GOAL —
Each line that holds the word "Visoka" should be returned.

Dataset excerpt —

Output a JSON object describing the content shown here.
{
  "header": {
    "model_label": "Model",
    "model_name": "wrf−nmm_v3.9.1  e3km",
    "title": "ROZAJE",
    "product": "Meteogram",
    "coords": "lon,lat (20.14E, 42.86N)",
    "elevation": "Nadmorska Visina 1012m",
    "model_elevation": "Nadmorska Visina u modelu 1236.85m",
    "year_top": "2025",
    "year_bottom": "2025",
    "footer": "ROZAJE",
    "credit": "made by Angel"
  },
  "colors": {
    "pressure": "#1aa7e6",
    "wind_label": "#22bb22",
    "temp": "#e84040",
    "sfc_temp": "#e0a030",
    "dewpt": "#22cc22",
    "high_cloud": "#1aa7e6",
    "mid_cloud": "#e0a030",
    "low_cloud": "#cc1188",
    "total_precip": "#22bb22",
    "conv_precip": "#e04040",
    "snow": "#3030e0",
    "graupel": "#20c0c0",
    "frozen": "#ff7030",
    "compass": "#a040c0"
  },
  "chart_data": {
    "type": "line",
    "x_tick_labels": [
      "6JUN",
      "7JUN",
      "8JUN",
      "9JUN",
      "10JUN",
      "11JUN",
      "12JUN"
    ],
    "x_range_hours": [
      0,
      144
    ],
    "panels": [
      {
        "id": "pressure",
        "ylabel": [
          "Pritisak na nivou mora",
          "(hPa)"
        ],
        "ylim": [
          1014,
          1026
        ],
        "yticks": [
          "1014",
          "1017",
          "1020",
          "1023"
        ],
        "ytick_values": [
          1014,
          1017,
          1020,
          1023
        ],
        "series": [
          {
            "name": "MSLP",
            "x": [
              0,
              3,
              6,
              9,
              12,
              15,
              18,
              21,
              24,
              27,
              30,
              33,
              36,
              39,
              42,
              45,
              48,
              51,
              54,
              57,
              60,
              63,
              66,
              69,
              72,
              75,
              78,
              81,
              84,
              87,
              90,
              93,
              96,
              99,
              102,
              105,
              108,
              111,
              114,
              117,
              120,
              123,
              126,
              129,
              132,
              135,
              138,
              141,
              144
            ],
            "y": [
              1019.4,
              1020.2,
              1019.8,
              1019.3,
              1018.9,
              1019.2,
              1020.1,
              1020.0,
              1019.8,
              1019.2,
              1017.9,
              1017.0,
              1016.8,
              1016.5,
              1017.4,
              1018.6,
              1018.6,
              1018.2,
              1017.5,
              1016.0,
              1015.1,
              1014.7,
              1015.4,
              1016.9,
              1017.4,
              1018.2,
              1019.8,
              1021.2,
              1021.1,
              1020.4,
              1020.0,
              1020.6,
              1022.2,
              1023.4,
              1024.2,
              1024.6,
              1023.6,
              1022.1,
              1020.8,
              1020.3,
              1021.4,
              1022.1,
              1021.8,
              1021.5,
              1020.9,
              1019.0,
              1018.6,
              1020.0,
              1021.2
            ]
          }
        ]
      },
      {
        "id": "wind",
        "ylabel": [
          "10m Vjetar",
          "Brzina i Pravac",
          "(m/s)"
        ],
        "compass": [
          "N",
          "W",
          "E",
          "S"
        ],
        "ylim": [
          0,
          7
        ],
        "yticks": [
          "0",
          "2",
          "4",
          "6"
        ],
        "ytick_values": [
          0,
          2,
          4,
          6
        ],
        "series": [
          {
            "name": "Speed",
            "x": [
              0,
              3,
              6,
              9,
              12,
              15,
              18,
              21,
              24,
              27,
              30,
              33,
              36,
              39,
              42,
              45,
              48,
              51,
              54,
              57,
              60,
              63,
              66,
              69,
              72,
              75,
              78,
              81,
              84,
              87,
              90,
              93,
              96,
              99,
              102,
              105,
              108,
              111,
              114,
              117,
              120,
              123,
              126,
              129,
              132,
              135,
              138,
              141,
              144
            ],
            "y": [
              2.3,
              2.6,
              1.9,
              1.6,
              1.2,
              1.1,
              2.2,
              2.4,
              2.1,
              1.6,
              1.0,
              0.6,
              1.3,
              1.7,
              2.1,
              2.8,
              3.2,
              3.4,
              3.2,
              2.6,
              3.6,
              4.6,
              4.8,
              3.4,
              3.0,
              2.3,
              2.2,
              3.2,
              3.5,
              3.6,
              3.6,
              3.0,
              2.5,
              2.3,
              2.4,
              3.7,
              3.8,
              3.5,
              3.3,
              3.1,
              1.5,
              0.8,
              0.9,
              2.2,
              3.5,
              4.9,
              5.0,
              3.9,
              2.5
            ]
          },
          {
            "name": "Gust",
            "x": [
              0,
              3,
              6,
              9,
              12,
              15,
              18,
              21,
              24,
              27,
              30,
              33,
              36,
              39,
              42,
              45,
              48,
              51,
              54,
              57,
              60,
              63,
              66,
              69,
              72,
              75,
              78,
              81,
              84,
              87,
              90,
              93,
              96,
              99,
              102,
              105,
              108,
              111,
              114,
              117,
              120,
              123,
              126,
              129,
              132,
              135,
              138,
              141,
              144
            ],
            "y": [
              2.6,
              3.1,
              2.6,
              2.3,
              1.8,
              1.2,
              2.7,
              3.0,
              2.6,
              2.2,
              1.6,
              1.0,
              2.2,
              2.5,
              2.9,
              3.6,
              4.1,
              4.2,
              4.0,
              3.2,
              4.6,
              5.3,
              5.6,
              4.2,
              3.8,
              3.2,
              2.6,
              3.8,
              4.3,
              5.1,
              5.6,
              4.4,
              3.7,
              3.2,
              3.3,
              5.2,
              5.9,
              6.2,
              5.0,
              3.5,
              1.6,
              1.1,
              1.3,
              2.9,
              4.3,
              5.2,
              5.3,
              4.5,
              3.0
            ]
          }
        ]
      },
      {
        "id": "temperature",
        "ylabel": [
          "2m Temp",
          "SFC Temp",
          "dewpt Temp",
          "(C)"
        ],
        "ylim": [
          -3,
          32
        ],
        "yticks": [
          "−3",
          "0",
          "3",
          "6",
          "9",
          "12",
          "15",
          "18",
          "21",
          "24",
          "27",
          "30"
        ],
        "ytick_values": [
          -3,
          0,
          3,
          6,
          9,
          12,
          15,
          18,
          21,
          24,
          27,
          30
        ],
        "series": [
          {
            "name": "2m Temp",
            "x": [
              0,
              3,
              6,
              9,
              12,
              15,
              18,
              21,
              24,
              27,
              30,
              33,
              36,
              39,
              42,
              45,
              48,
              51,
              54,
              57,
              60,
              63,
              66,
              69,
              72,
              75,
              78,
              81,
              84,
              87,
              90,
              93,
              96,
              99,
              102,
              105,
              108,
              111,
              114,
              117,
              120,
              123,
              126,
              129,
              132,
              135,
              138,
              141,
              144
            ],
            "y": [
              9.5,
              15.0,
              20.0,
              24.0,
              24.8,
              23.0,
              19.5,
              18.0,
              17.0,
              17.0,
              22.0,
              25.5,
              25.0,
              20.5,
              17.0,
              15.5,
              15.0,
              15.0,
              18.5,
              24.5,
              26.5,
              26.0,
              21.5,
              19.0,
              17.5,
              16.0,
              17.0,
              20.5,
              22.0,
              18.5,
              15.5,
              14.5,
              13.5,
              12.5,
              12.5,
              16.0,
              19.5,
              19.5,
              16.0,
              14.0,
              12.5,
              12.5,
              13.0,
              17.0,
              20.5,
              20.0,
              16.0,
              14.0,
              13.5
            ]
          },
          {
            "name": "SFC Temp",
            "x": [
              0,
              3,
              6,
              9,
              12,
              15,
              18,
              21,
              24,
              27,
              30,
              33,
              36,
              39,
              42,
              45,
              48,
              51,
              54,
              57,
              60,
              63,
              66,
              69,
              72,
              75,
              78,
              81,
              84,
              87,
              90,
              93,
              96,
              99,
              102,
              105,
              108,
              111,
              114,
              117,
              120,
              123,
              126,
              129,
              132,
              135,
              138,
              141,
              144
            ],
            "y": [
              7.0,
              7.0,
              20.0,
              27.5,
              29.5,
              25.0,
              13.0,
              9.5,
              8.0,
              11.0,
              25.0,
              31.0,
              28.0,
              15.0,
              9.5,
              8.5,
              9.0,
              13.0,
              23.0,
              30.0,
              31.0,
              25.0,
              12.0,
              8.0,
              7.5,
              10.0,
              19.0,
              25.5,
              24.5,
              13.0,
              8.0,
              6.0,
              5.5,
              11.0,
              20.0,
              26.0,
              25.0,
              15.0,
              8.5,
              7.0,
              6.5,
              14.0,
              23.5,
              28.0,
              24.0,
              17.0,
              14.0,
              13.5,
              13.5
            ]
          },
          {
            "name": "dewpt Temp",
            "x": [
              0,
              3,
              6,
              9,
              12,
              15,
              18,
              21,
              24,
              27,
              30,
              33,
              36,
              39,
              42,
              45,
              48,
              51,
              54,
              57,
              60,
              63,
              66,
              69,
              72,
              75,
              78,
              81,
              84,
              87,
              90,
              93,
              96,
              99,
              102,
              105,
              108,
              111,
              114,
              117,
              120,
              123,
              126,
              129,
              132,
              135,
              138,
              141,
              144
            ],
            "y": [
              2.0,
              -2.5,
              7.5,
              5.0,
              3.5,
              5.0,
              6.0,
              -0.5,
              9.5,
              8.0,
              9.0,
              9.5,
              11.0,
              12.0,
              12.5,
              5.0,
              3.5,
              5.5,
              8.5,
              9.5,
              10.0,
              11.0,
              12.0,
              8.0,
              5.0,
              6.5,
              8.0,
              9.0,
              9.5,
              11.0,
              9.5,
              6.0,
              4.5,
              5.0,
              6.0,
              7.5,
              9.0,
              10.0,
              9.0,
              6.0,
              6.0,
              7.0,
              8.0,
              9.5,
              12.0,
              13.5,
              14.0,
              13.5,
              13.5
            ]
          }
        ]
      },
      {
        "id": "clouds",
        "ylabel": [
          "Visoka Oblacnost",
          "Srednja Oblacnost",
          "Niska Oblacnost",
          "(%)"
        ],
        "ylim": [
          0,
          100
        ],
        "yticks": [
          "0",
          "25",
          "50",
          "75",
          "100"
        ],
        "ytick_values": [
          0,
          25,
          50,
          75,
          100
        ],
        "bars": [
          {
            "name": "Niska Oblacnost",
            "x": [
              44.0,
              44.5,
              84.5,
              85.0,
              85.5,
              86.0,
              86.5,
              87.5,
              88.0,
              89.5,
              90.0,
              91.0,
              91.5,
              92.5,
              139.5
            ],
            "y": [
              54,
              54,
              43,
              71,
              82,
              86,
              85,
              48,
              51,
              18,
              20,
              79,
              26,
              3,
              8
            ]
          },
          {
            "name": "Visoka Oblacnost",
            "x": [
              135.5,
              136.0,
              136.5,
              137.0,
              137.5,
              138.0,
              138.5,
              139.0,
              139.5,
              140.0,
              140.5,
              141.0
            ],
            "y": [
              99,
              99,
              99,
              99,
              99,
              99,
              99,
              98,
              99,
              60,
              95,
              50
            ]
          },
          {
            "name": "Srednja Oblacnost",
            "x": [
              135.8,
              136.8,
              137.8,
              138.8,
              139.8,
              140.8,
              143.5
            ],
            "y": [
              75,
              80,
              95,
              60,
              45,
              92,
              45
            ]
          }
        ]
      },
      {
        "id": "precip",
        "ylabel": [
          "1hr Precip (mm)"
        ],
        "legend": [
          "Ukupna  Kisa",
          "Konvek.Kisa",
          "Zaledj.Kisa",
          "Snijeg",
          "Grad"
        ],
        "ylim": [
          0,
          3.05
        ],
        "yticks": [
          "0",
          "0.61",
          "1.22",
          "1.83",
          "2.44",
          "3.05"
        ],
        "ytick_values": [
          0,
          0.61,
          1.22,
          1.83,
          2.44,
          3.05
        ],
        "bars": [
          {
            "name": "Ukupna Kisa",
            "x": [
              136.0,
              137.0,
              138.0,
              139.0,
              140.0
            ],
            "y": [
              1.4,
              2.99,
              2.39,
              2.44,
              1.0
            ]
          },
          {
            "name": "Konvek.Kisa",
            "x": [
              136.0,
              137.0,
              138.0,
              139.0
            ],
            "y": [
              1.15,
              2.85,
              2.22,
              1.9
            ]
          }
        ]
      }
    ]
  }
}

WRITTEN SOLUTION —
          "Visoka Oblacnost",
            "name": "Visoka Oblacnost",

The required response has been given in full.